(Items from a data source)
────────────────────────────────────────
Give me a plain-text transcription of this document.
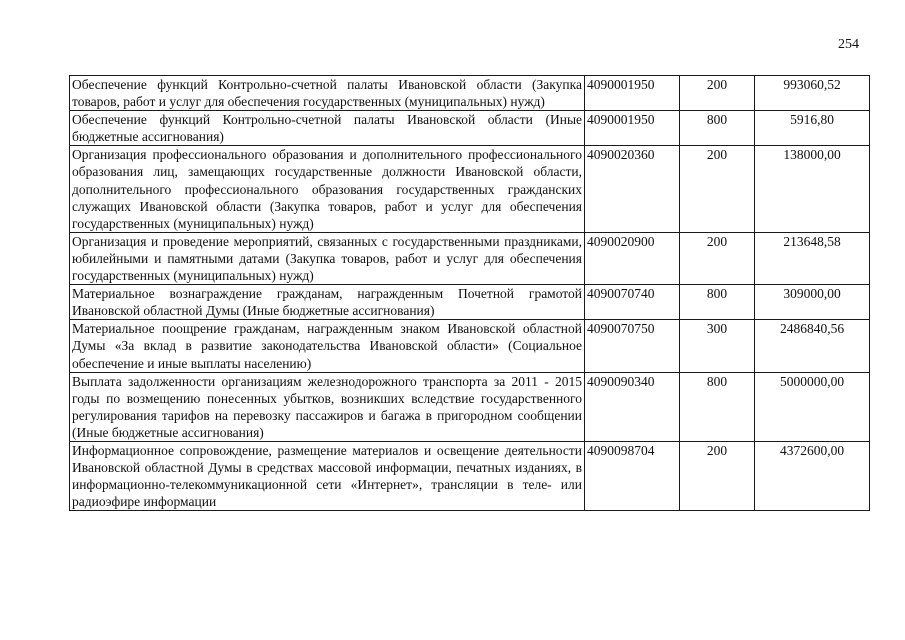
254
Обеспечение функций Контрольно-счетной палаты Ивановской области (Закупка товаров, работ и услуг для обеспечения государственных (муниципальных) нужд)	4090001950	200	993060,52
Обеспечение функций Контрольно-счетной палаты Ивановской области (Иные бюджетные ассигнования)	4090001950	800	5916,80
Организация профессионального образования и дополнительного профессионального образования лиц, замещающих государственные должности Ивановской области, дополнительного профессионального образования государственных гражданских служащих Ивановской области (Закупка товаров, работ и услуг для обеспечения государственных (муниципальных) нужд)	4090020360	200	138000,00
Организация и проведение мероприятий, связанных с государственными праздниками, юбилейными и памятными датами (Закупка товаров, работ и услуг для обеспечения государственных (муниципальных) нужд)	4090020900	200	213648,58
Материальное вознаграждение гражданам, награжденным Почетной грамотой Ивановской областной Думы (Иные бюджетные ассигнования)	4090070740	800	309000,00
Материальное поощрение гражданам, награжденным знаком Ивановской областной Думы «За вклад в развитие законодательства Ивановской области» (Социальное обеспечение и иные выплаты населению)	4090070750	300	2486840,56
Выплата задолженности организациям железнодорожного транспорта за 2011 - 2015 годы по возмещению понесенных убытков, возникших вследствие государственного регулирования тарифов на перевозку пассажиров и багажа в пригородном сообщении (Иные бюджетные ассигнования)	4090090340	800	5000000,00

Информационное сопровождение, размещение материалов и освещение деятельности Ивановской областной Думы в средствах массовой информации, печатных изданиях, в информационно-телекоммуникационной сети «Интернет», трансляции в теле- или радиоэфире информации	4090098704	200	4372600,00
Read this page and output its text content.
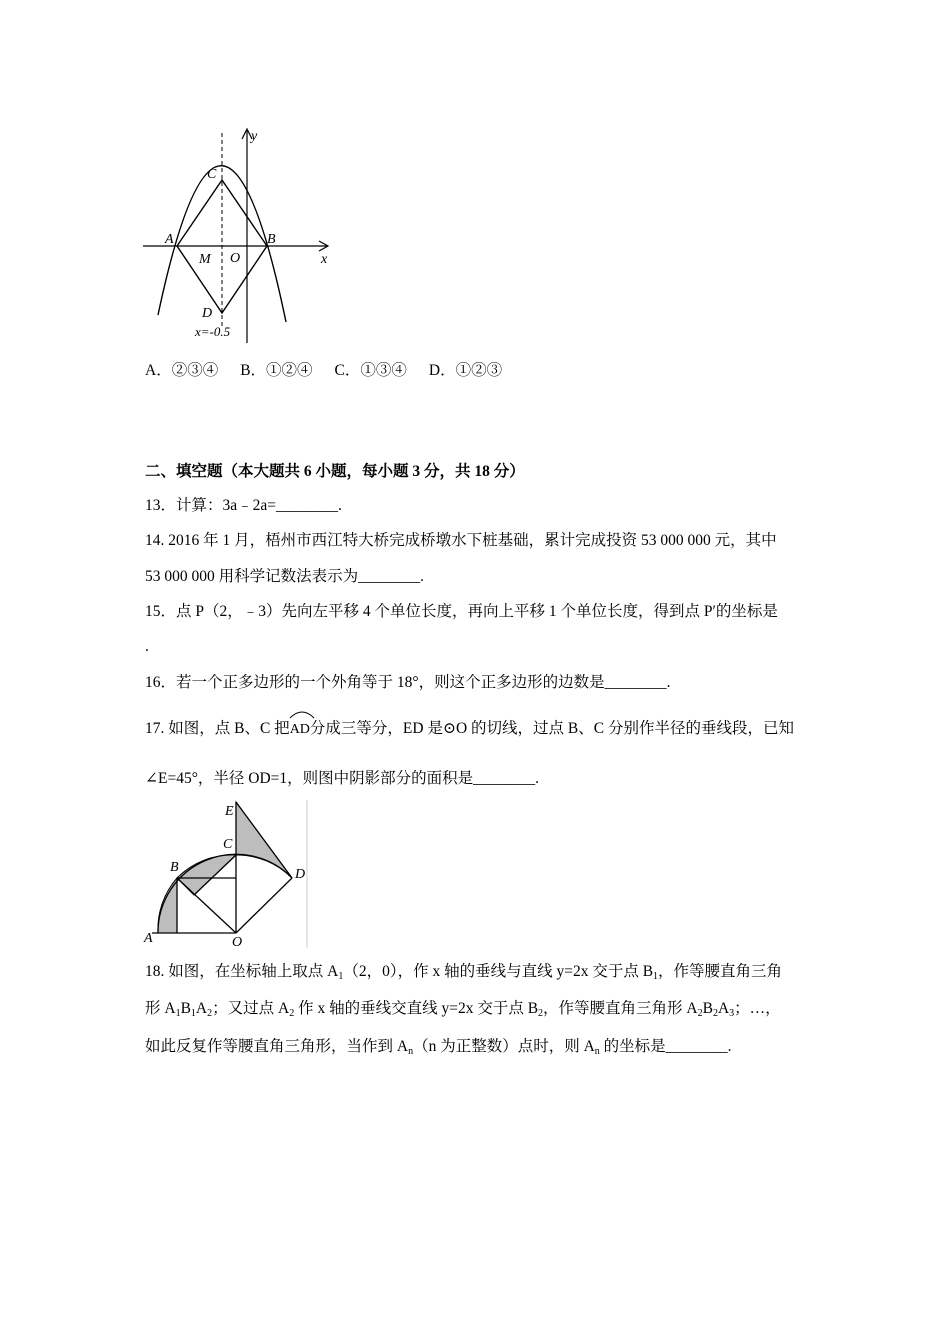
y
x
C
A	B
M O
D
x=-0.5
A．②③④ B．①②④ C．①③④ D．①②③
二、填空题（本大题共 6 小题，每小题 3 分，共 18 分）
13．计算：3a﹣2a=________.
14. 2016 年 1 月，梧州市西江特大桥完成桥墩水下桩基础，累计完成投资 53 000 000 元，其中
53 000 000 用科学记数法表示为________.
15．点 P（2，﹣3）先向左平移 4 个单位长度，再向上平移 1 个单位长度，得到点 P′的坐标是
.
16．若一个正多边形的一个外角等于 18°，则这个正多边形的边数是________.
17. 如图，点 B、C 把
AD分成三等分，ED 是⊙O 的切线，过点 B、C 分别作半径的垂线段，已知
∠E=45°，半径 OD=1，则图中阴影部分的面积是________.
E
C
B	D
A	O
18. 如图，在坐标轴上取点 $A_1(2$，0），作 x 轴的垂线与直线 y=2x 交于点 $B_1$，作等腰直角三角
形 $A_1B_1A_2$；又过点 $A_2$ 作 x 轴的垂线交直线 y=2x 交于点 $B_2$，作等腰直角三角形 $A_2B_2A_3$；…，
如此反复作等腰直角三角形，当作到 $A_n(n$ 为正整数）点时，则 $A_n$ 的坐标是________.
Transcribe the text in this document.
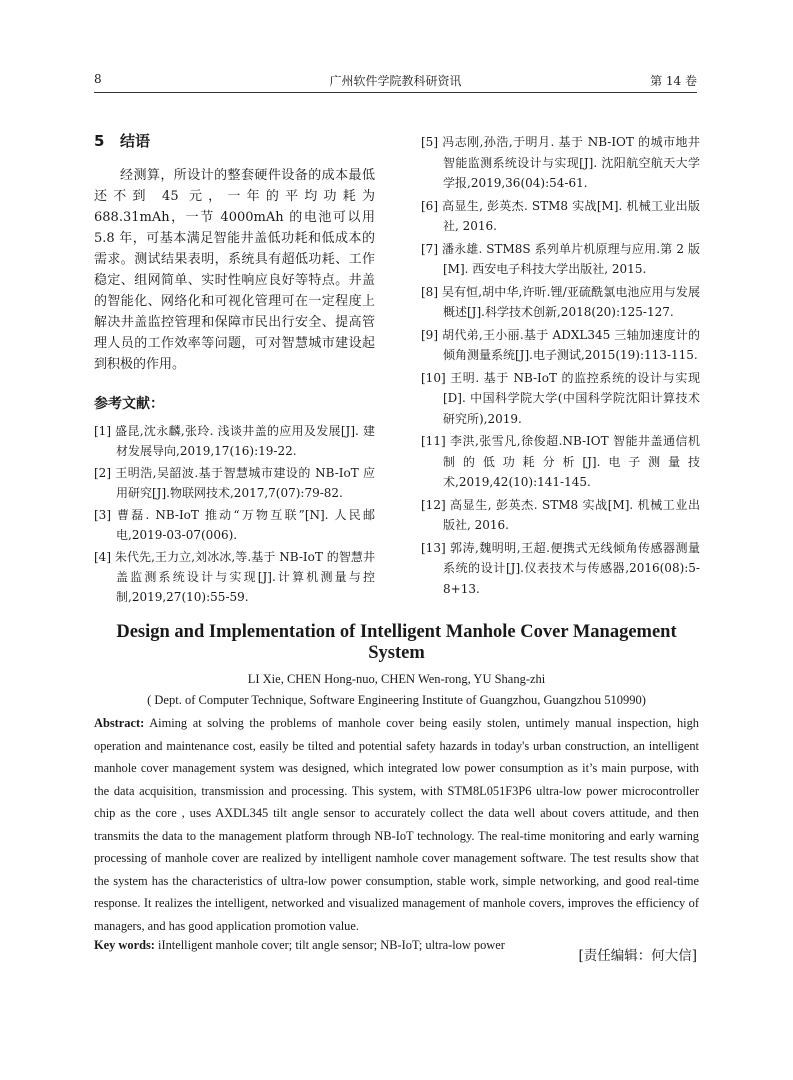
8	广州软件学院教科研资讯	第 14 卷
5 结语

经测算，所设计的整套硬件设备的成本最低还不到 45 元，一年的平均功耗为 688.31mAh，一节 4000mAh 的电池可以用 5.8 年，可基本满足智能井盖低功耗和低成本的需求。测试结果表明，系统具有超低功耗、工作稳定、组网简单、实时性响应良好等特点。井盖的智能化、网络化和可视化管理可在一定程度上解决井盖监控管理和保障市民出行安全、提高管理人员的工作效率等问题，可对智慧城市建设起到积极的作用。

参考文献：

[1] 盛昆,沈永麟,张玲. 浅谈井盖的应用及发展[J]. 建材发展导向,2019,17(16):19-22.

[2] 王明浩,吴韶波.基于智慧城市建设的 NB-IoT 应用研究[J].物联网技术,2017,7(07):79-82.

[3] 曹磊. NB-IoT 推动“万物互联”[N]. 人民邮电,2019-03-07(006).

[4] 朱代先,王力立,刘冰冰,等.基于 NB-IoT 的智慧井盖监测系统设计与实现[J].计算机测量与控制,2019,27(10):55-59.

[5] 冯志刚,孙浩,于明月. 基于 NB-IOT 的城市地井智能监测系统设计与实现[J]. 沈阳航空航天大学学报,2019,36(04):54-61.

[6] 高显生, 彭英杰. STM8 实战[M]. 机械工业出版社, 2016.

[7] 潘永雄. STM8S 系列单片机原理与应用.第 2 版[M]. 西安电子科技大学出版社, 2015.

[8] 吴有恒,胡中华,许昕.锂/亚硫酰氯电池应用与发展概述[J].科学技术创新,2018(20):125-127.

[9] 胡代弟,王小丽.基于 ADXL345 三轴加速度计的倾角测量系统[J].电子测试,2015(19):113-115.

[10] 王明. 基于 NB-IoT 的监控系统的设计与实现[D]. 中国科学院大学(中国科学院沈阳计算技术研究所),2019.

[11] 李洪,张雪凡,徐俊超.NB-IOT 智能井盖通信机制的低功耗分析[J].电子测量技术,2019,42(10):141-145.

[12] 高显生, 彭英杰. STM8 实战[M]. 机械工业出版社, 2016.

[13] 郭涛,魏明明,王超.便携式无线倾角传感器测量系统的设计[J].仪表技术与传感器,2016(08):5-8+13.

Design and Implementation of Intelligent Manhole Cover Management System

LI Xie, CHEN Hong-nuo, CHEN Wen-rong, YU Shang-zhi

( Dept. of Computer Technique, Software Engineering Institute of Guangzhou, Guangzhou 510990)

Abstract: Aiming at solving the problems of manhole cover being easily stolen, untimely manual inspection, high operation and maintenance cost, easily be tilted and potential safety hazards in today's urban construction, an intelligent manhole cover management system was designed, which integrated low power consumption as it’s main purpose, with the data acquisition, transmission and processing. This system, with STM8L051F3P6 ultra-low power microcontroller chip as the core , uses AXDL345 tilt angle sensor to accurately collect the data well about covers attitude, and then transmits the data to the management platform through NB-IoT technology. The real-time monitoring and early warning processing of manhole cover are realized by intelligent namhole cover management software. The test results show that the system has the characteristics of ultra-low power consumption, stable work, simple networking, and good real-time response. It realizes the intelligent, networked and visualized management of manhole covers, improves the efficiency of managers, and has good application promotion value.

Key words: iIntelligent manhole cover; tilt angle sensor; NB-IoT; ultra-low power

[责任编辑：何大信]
────────────────────────────────────────
Which lines contain "палаты"? Copy each of them.

Обеспечение функций Контрольно-счетной палаты Ивановской области (Закупка товаров, работ и услуг для обеспечения государственных (муниципальных) нужд)	4090001950	200	993060,52
Обеспечение функций Контрольно-счетной палаты Ивановской области (Иные бюджетные ассигнования)	4090001950	800	5916,80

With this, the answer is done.